(Records from a data source)

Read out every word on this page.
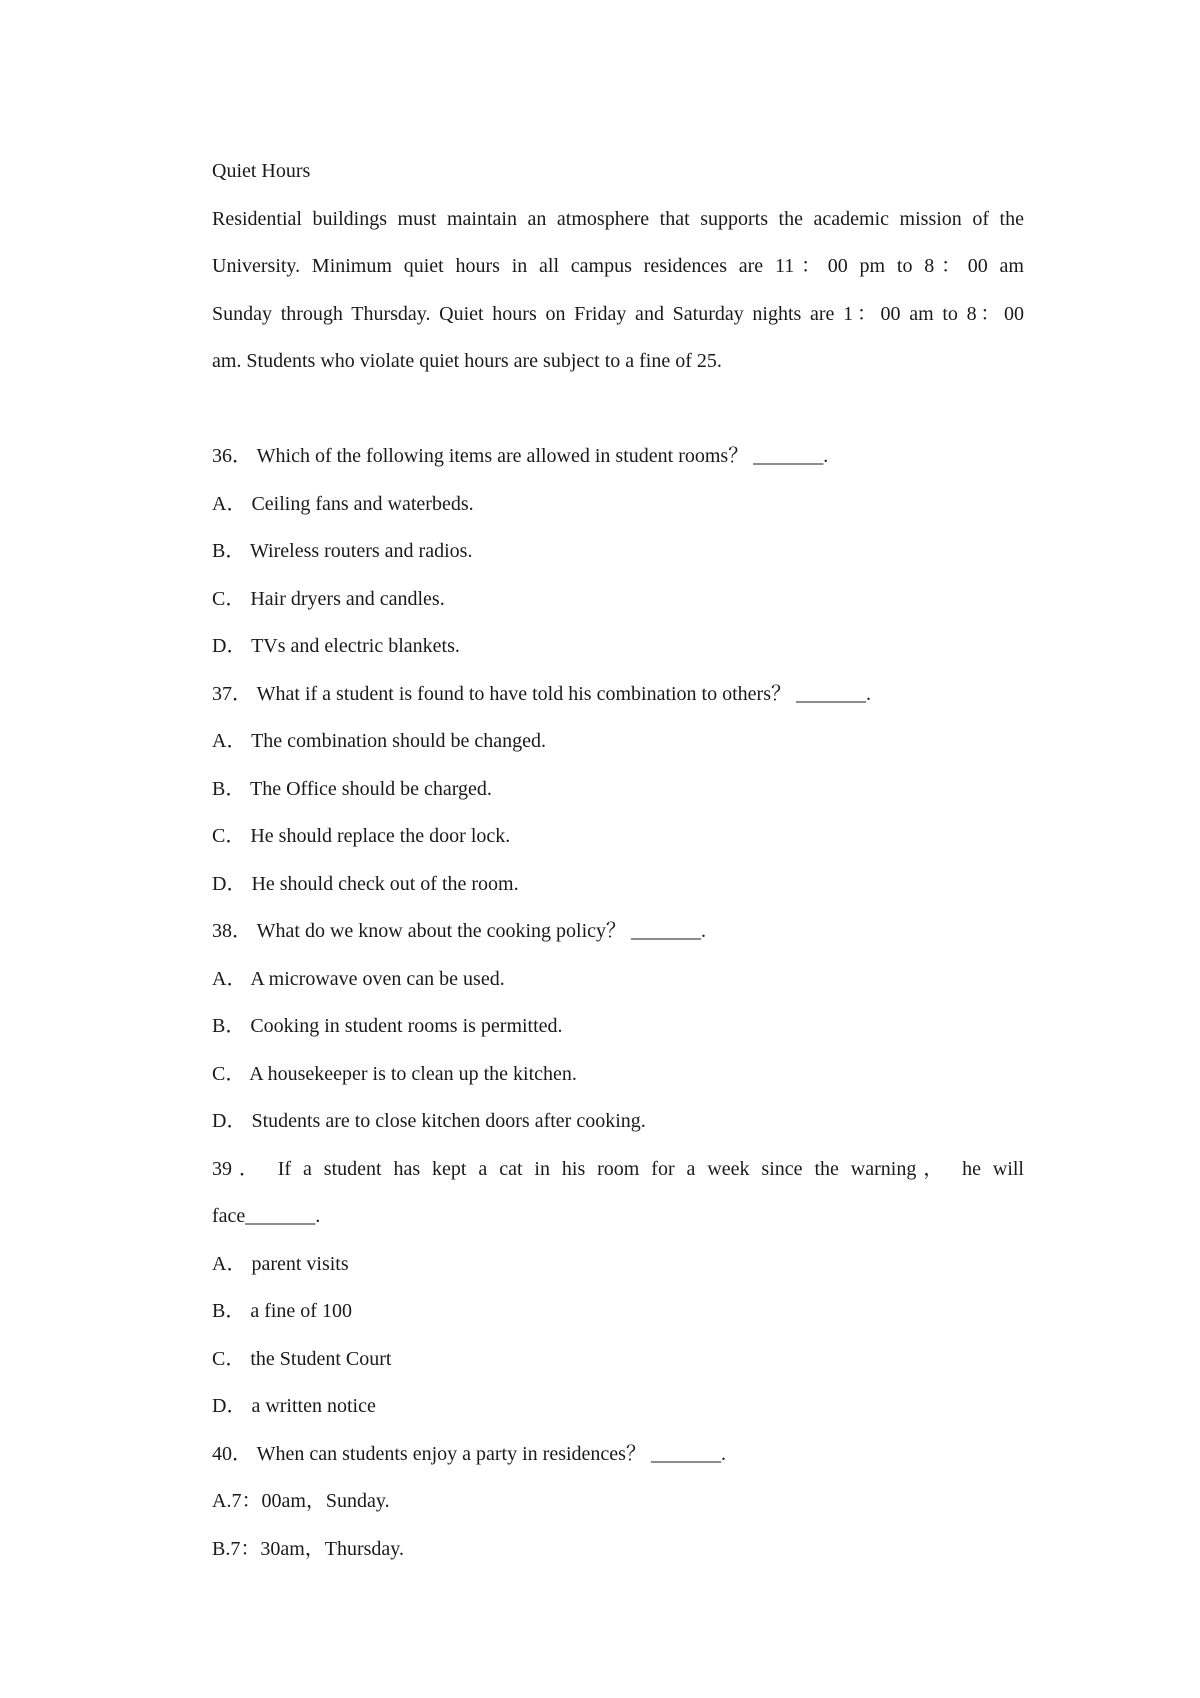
Quiet Hours
Residential buildings must maintain an atmosphere that supports the academic mission of the
University. Minimum quiet hours in all campus residences are 11：00 pm to 8：00 am
Sunday through Thursday. Quiet hours on Friday and Saturday nights are 1：00 am to 8：00
am. Students who violate quiet hours are subject to a fine of 25.
36． Which of the following items are allowed in student rooms？ _______.
A． Ceiling fans and waterbeds.
B． Wireless routers and radios.
C． Hair dryers and candles.
D． TVs and electric blankets.
37． What if a student is found to have told his combination to others？ _______.
A． The combination should be changed.
B． The Office should be charged.
C． He should replace the door lock.
D． He should check out of the room.
38． What do we know about the cooking policy？ _______.
A． A microwave oven can be used.
B． Cooking in student rooms is permitted.
C． A housekeeper is to clean up the kitchen.
D． Students are to close kitchen doors after cooking.
39． If a student has kept a cat in his room for a week since the warning， he will
face_______.
A． parent visits
B． a fine of 100
C． the Student Court
D． a written notice
40． When can students enjoy a party in residences？ _______.
A.7：00am，Sunday.
B.7：30am，Thursday.
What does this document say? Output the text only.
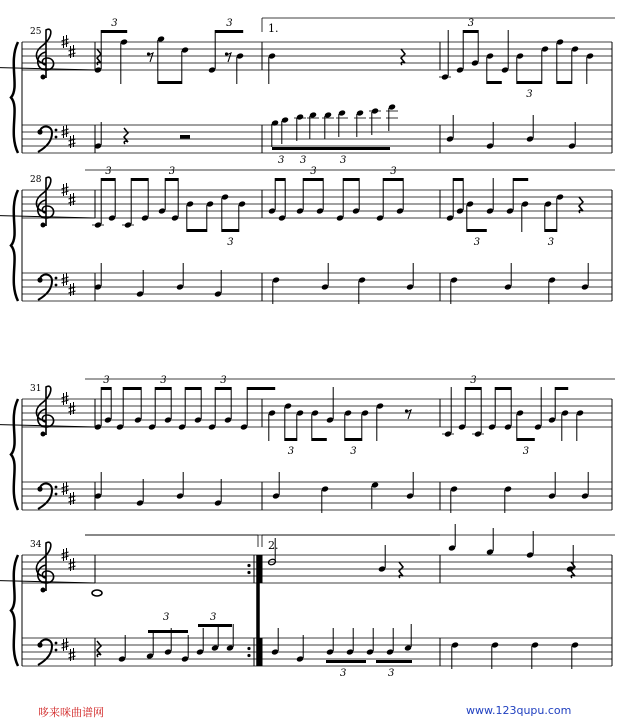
25	1.
3	3	3
3
3	3
3
28
3	3
3
3	3
3	3
31
3	3	3
3	3
3
3
34	2.
3	3
3	3
哆来咪曲谱网	www.123qupu.com
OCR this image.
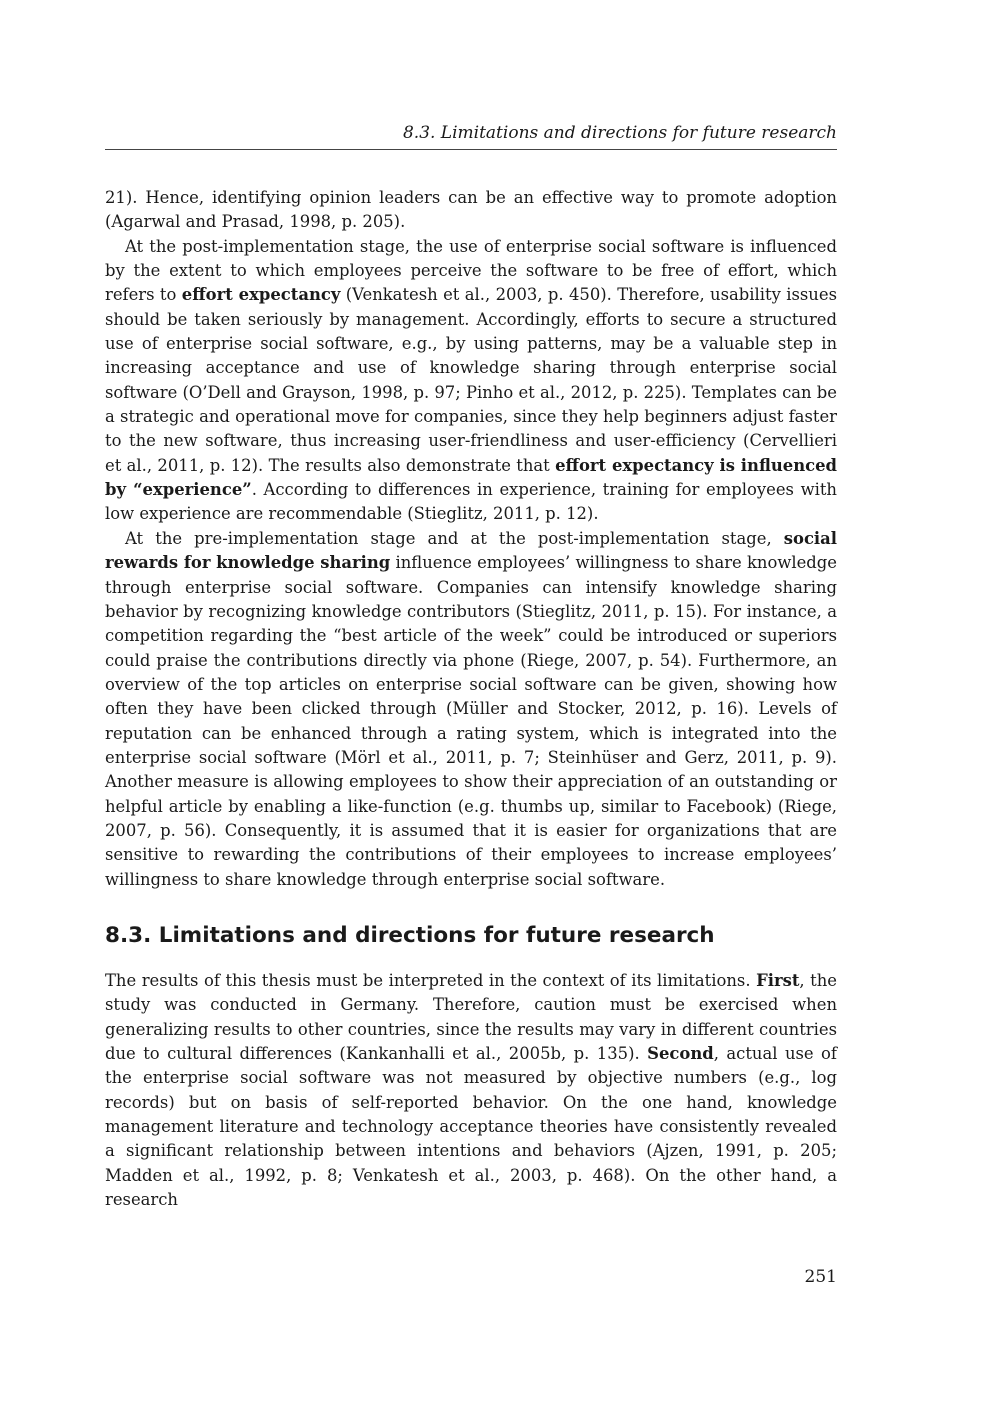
8.3. Limitations and directions for future research

21). Hence, identifying opinion leaders can be an effective way to promote adoption (Agarwal and Prasad, 1998, p. 205).

At the post-implementation stage, the use of enterprise social software is influenced by the extent to which employees perceive the software to be free of effort, which refers to effort expectancy (Venkatesh et al., 2003, p. 450). Therefore, usability issues should be taken seriously by management. Accordingly, efforts to secure a structured use of enterprise social software, e.g., by using patterns, may be a valuable step in increasing acceptance and use of knowledge sharing through enterprise social software (O’Dell and Grayson, 1998, p. 97; Pinho et al., 2012, p. 225). Templates can be a strategic and operational move for companies, since they help beginners adjust faster to the new software, thus increasing user-friendliness and user-efficiency (Cervellieri et al., 2011, p. 12). The results also demonstrate that effort expectancy is influenced by “experience”. According to differences in experience, training for employees with low experience are recommendable (Stieglitz, 2011, p. 12).

At the pre-implementation stage and at the post-implementation stage, social rewards for knowledge sharing influence employees’ willingness to share knowledge through enterprise social software. Companies can intensify knowledge sharing behavior by recognizing knowledge contributors (Stieglitz, 2011, p. 15). For instance, a competition regarding the “best article of the week” could be introduced or superiors could praise the contributions directly via phone (Riege, 2007, p. 54). Furthermore, an overview of the top articles on enterprise social software can be given, showing how often they have been clicked through (Müller and Stocker, 2012, p. 16). Levels of reputation can be enhanced through a rating system, which is integrated into the enterprise social software (Mörl et al., 2011, p. 7; Steinhüser and Gerz, 2011, p. 9). Another measure is allowing employees to show their appreciation of an outstanding or helpful article by enabling a like-function (e.g. thumbs up, similar to Facebook) (Riege, 2007, p. 56). Consequently, it is assumed that it is easier for organizations that are sensitive to rewarding the contributions of their employees to increase employees’ willingness to share knowledge through enterprise social software.

8.3. Limitations and directions for future research

The results of this thesis must be interpreted in the context of its limitations. First, the study was conducted in Germany. Therefore, caution must be exercised when generalizing results to other countries, since the results may vary in different countries due to cultural differences (Kankanhalli et al., 2005b, p. 135). Second, actual use of the enterprise social software was not measured by objective numbers (e.g., log records) but on basis of self-reported behavior. On the one hand, knowledge management literature and technology acceptance theories have consistently revealed a significant relationship between intentions and behaviors (Ajzen, 1991, p. 205; Madden et al., 1992, p. 8; Venkatesh et al., 2003, p. 468). On the other hand, a research

251
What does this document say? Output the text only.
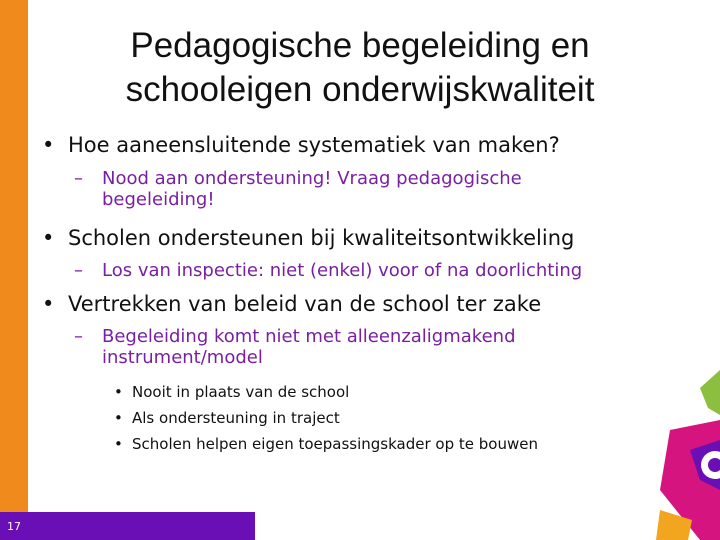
17
Pedagogische begeleiding en
schooleigen onderwijskwaliteit
• Hoe aaneensluitende systematiek van maken?
– Nood aan ondersteuning! Vraag pedagogische
begeleiding!
• Scholen ondersteunen bij kwaliteitsontwikkeling
– Los van inspectie: niet (enkel) voor of na doorlichting
• Vertrekken van beleid van de school ter zake
– Begeleiding komt niet met alleenzaligmakend
instrument/model
• Nooit in plaats van de school
• Als ondersteuning in traject
• Scholen helpen eigen toepassingskader op te bouwen
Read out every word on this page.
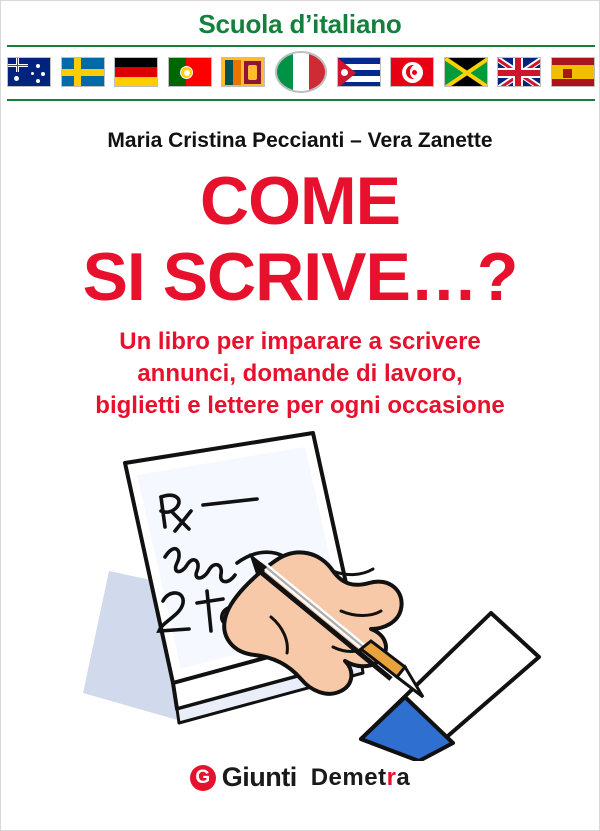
Scuola d’italiano
Maria Cristina Peccianti – Vera Zanette
COME
SI SCRIVE…?
Un libro per imparare a scrivere
annunci, domande di lavoro,
biglietti e lettere per ogni occasione
G Giunti Demetra
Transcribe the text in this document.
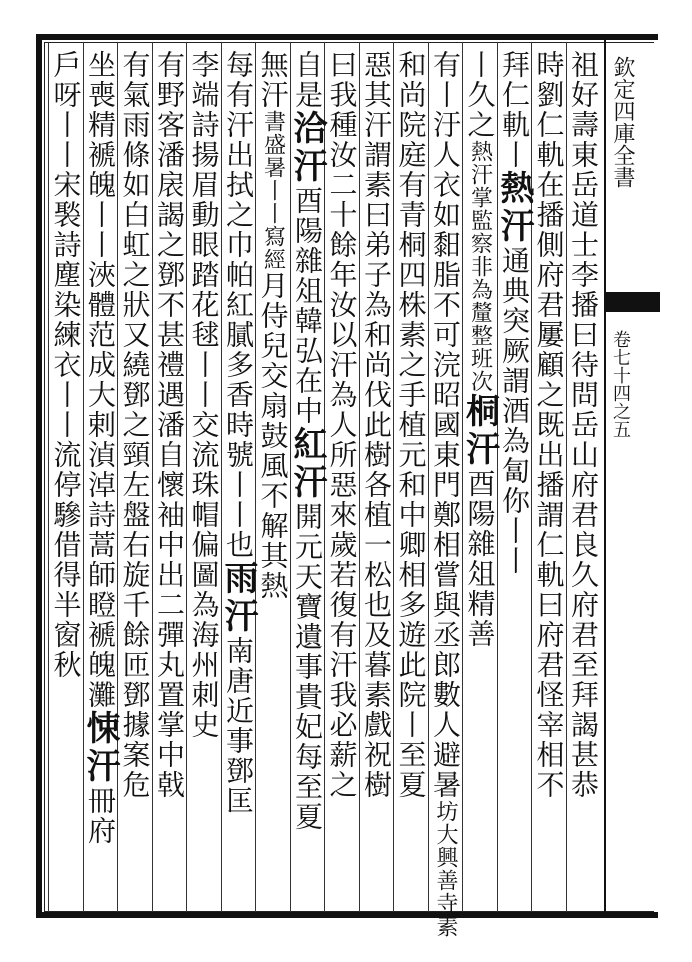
欽定四庫全書
卷七十四之五
祖好壽東岳道士李播曰待問岳山府君良久府君至拜謁甚恭
時劉仁軌在播側府君屢顧之既出播謂仁軌曰府君怪宰相不
拜仁軌丨熱汗通典突厥謂酒為匐你丨丨
丨久之熱汗掌監察非為釐整班次桐汗酉陽雜俎精善
有丨汙人衣如䵒脂不可浣昭國東門鄭相嘗與丞郎數人避暑坊大興善寺素
和尚院庭有青桐四株素之手植元和中卿相多遊此院丨至夏
惡其汗謂素曰弟子為和尚伐此樹各植一松也及暮素戲祝樹
曰我種汝二十餘年汝以汗為人所惡來歲若復有汗我必薪之
自是洽汗酉陽雜俎韓弘在中紅汗開元天寶遺事貴妃每至夏
無汗書盛暑丨丨寫經月侍兒交扇鼓風不解其熱
每有汗出拭之巾帕紅膩多香時號丨丨也雨汗南唐近事鄧匡
李端詩揚眉動眼踏花毬丨丨交流珠帽偏圖為海州刺史
有野客潘扆謁之鄧不甚禮遇潘自懷袖中出二彈丸置掌中戟
有氣雨條如白虹之狀又繞鄧之頸左盤右旋千餘匝鄧據案危
坐喪精褫魄丨丨浹體范成大剌湞淖詩蒿師瞪褫魄灘悚汗冊府
戶呀丨丨宋褧詩塵染練衣丨丨流停驂借得半窗秋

• [WORK INSTRUCTIONS]:
Select and copy every line from the records that includes the word "Scholen".

• [ANSWER TO THE TASK]:
• Scholen ondersteunen bij kwaliteitsontwikkeling
• Scholen helpen eigen toepassingskader op te bouwen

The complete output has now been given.